### Problem requirements
Extract every record, keeping each one exactly as it is.

### Source records
◇ ◇ ◇ ◇ ◇

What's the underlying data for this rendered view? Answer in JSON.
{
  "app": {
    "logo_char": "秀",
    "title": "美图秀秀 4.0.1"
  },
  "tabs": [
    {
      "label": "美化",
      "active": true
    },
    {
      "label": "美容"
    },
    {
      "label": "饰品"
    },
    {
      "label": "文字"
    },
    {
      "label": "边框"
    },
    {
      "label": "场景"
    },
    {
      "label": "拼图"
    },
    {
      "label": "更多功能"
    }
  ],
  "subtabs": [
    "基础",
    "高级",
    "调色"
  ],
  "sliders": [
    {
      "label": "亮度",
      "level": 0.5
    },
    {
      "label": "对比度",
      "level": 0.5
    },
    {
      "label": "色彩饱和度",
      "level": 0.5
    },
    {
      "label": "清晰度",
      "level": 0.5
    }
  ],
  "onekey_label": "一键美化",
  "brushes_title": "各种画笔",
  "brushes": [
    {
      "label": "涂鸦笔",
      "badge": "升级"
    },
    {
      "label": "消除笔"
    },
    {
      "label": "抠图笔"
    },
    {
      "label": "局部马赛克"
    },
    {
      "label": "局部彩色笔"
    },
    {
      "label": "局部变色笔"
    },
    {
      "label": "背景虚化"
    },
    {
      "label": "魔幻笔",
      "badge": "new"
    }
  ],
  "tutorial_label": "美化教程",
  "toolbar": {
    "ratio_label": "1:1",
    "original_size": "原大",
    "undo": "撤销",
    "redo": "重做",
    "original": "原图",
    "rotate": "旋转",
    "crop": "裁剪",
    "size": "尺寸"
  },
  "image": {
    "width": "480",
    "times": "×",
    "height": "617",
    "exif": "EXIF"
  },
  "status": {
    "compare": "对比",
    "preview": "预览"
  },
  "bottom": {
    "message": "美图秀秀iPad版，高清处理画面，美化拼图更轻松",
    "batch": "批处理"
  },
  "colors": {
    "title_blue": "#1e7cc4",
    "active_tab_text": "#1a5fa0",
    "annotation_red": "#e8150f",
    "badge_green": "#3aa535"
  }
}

◇ ◇ ◇ ◇ ◇

### Complete response
What's the underlying data for this rendered view? Answer in JSON.
{
  "app": {
    "logo_char": "秀",
    "title": "美图秀秀 4.0.1"
  },
  "tabs": [
    {
      "label": "美化",
      "active": true
    },
    {
      "label": "美容"
    },
    {
      "label": "饰品"
    },
    {
      "label": "文字"
    },
    {
      "label": "边框"
    },
    {
      "label": "场景"
    },
    {
      "label": "拼图"
    },
    {
      "label": "更多功能"
    }
  ],
  "subtabs": [
    "基础",
    "高级",
    "调色"
  ],
  "sliders": [
    {
      "label": "亮度",
      "level": 0.5
    },
    {
      "label": "对比度",
      "level": 0.5
    },
    {
      "label": "色彩饱和度",
      "level": 0.5
    },
    {
      "label": "清晰度",
      "level": 0.5
    }
  ],
  "onekey_label": "一键美化",
  "brushes_title": "各种画笔",
  "brushes": [
    {
      "label": "涂鸦笔",
      "badge": "升级"
    },
    {
      "label": "消除笔"
    },
    {
      "label": "抠图笔"
    },
    {
      "label": "局部马赛克"
    },
    {
      "label": "局部彩色笔"
    },
    {
      "label": "局部变色笔"
    },
    {
      "label": "背景虚化"
    },
    {
      "label": "魔幻笔",
      "badge": "new"
    }
  ],
  "tutorial_label": "美化教程",
  "toolbar": {
    "ratio_label": "1:1",
    "original_size": "原大",
    "undo": "撤销",
    "redo": "重做",
    "original": "原图",
    "rotate": "旋转",
    "crop": "裁剪",
    "size": "尺寸"
  },
  "image": {
    "width": "480",
    "times": "×",
    "height": "617",
    "exif": "EXIF"
  },
  "status": {
    "compare": "对比",
    "preview": "预览"
  },
  "bottom": {
    "message": "美图秀秀iPad版，高清处理画面，美化拼图更轻松",
    "batch": "批处理"
  },
  "colors": {
    "title_blue": "#1e7cc4",
    "active_tab_text": "#1a5fa0",
    "annotation_red": "#e8150f",
    "badge_green": "#3aa535"
  }
}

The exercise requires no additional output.